1. Implement a templated disjoint set data structure. You should have two versions that share the same interface which is inherited from a super class: a) Trivial implementation using a set of linked lists
2. b) More sophisticated implementation based upon independent research you will do
3. Implement Kruskals algorithm on a graph read in from a file. The output should consist of the set of edges that are part of the MST and the sum of the weights of the edges of the MST. Your implementation should follow the general pseudocode as it appears in the MST PDF from lecture.
4. Generate (or locate) sample graphs of increasing size (number of nodes) and density (number of edges compared to the number of nodes). Analyze how Kruskals algorithm performs when the underlying disjoint set uses linked lists or your more sophisticated implementation.

What You Will Submit

• Full source code implementation of your project following best practices in design and implementation.

The result of building and executing the project you submit must completely reproduce^[3] from top to bottom the data used in analysis for point 3 below.

The run process should not require any command line arguments to execute.

All output should be to one or multiple files that are easily recognized by the user (Morgan and me).

• A set of at least 10 test graphs that are used in your performance analysis^[4]
• A short analysis paper not to exceed 2 typed, single-spaced, 10 pt font (times or arial) pages with maximum 1 margins. No more than 25% of the paper can be consumed by graphs.

******************************

CHALLENGE 1.
Condense the paragraph of the Kruskal assignment text that begins "Implement Kruskals algorithm on a graph" into a short bulleted list that keeps its main requirements.
CHALLENGE 2.
Supply what comes next in the Kruskal assignment text, picking up after its final sentence about graphs in the paper.
The rows come from a separate source, not from the Kruskal assignment text.

******************************

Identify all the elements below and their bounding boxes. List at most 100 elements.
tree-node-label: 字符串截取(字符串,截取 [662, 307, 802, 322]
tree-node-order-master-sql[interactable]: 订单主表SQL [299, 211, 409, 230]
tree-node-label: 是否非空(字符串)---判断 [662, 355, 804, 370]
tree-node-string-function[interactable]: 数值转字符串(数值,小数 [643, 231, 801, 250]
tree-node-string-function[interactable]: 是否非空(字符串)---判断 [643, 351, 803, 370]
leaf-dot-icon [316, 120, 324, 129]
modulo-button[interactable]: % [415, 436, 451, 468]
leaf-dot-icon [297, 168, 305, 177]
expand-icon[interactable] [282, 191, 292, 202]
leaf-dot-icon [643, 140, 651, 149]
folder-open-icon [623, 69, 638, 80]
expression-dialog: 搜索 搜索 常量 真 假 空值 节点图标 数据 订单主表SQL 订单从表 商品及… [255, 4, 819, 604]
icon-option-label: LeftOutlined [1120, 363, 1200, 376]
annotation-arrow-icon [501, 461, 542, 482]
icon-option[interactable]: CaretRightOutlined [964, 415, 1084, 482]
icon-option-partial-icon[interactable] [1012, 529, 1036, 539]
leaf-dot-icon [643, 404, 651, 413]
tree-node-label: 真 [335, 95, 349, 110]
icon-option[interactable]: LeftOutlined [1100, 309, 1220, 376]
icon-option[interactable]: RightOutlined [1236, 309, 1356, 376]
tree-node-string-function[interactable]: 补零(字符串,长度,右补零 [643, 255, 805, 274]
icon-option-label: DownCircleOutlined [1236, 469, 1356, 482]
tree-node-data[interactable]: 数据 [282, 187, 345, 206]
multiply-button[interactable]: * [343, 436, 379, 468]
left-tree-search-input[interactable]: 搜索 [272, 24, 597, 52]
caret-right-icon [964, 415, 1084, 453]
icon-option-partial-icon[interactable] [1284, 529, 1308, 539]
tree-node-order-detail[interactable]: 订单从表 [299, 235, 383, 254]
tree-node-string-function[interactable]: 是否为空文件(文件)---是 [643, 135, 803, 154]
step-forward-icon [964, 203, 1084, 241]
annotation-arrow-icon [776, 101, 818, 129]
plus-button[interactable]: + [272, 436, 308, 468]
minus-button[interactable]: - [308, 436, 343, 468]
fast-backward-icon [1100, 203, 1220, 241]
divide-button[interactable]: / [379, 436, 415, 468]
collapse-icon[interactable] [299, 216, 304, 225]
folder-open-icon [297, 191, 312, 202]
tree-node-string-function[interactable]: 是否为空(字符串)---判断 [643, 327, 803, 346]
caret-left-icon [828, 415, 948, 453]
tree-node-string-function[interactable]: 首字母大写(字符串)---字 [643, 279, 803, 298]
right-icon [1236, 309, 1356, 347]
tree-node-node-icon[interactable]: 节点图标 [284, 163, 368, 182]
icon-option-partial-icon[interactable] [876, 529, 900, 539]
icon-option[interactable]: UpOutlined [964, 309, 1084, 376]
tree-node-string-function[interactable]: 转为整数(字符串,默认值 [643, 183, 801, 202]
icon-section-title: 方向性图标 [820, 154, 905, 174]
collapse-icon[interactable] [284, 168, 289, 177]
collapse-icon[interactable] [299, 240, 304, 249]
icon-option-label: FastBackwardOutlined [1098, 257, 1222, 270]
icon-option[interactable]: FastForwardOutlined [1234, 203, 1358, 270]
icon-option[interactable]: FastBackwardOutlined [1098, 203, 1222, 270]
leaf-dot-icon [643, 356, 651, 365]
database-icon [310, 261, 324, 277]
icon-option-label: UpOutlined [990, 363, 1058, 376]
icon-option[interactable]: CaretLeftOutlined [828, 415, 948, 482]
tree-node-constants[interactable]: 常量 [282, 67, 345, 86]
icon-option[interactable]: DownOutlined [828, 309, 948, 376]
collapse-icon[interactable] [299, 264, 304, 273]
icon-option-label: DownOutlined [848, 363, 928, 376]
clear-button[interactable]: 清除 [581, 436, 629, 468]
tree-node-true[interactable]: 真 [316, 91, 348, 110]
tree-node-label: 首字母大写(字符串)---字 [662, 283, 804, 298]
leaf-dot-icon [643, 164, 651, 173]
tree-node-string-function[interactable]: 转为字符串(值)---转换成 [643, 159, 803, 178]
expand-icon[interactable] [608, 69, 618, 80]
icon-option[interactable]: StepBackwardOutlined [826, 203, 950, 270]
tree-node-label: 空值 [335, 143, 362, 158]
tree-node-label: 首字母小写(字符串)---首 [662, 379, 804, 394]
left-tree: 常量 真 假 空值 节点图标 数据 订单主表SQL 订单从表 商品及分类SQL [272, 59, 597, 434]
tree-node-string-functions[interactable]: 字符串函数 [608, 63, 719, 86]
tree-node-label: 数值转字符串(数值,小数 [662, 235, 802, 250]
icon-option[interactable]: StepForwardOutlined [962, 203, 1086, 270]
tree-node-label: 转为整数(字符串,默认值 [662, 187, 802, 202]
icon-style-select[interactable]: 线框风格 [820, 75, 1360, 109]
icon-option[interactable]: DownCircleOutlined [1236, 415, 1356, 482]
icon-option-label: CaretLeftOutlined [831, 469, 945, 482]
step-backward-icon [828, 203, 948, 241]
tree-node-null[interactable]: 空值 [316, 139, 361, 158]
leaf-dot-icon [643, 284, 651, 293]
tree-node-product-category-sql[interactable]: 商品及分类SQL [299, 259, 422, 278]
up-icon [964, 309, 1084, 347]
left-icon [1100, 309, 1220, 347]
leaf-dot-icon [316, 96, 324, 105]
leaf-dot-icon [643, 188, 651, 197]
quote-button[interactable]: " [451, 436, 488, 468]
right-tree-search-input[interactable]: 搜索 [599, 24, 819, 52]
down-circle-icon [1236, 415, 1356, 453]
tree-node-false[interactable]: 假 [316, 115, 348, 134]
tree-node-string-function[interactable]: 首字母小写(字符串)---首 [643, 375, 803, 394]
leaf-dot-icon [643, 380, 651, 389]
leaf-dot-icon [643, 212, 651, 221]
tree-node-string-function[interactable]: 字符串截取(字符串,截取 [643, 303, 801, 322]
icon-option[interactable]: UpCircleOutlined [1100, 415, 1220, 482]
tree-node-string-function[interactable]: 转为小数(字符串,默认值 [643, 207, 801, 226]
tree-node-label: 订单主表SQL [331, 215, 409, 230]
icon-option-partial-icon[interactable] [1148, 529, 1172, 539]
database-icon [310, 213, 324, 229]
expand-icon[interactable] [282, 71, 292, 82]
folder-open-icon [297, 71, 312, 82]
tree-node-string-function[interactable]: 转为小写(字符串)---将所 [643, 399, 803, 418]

******************************

TASK ANSWER 1.
- Implement Kruskal's algorithm on a graph read in from a file.
- Output the set of edges in the MST.
- Output the sum of the MST edge weights.
- Follow the general pseudocode in the MST PDF from lecture.

TASK ANSWER 2.
Implementation Notes

• We are not dictating the input file format. You may devise your own or use a standard such as GML (Graph Modeling Language) for example.
• We are not dictating the output file format. You may write the output to files in your own format with the only restriction of being able to match one input graph with the output of processing that graph.

This doesnt mean it can be completely disorganized and require some amount of mindreading. I should be able to look at the set of input files and easily determine which output file (or section in the output file) goes with a particular input file.

• You should make use of compiler optimization flags where useful.

Point Allocation for Grading

Total Points: 100

[1] Also called the Union-Find data structure

[2] Returns some unique identifier such that if compared to the result of separate find(15) call would result in a finding of equivalence.

[3] For more info on reproducible research, see https://www.displayr.com/what-is-reproducible-research/ or https://lib.colostate.edu/services/data-management/reproducible-analysis/.